» **Problem to solve**: Copy every line of the listing that holds the string "good".

» **Data records**:
***

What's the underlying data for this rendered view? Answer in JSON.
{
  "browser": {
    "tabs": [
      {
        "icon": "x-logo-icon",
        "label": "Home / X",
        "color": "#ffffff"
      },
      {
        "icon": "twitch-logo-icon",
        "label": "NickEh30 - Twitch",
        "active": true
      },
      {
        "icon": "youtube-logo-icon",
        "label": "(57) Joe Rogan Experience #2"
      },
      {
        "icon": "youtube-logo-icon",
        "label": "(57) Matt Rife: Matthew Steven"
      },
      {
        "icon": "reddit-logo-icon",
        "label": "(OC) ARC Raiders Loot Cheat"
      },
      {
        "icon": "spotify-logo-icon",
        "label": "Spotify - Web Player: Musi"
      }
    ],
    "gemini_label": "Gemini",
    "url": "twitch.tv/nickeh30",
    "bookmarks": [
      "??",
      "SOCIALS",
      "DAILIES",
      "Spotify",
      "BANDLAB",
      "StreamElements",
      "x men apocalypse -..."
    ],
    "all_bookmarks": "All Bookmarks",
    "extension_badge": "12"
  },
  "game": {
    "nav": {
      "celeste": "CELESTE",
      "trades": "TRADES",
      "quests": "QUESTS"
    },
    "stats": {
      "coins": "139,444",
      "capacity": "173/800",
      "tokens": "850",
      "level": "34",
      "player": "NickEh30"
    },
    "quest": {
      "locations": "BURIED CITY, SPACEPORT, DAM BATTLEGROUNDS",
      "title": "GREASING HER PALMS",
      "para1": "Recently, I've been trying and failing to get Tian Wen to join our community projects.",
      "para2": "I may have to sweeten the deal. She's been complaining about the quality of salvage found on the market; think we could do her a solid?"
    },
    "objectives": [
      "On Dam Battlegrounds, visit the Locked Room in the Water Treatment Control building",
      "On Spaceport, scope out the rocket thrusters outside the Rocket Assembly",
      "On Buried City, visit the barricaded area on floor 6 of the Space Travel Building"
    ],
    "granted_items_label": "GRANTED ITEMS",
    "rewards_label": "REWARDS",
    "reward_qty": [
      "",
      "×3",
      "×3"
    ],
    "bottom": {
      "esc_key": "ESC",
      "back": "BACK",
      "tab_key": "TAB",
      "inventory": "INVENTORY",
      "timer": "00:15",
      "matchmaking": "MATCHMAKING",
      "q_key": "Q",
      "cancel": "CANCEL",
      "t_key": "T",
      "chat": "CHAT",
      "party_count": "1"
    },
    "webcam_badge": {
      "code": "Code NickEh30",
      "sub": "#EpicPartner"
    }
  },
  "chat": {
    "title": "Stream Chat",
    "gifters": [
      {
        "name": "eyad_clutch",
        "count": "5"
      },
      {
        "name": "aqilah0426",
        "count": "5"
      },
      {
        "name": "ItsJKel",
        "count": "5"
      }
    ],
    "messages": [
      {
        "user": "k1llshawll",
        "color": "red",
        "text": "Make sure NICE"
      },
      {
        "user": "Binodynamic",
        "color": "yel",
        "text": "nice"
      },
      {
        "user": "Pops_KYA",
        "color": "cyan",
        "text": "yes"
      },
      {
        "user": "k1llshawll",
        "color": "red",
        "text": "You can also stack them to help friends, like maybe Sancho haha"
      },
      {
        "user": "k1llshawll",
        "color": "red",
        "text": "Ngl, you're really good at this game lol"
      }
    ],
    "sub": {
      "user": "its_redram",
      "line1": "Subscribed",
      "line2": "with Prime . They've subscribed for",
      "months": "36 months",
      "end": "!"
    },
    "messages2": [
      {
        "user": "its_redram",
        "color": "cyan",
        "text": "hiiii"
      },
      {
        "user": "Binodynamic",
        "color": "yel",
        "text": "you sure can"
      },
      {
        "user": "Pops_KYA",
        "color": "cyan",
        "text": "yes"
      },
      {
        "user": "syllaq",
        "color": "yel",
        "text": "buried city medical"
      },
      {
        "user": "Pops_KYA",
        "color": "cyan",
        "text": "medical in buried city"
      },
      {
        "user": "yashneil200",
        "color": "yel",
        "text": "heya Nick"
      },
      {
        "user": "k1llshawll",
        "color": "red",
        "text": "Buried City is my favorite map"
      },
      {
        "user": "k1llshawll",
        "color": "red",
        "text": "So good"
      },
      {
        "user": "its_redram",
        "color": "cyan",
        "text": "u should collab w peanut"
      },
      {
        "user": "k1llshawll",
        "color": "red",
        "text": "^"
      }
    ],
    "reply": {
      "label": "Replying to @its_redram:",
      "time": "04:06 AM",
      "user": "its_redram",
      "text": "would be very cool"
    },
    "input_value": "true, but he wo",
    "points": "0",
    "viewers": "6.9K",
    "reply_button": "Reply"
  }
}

***

» **Solution below**:
        "text": "Ngl, you're really good at this game lol"
        "text": "So good"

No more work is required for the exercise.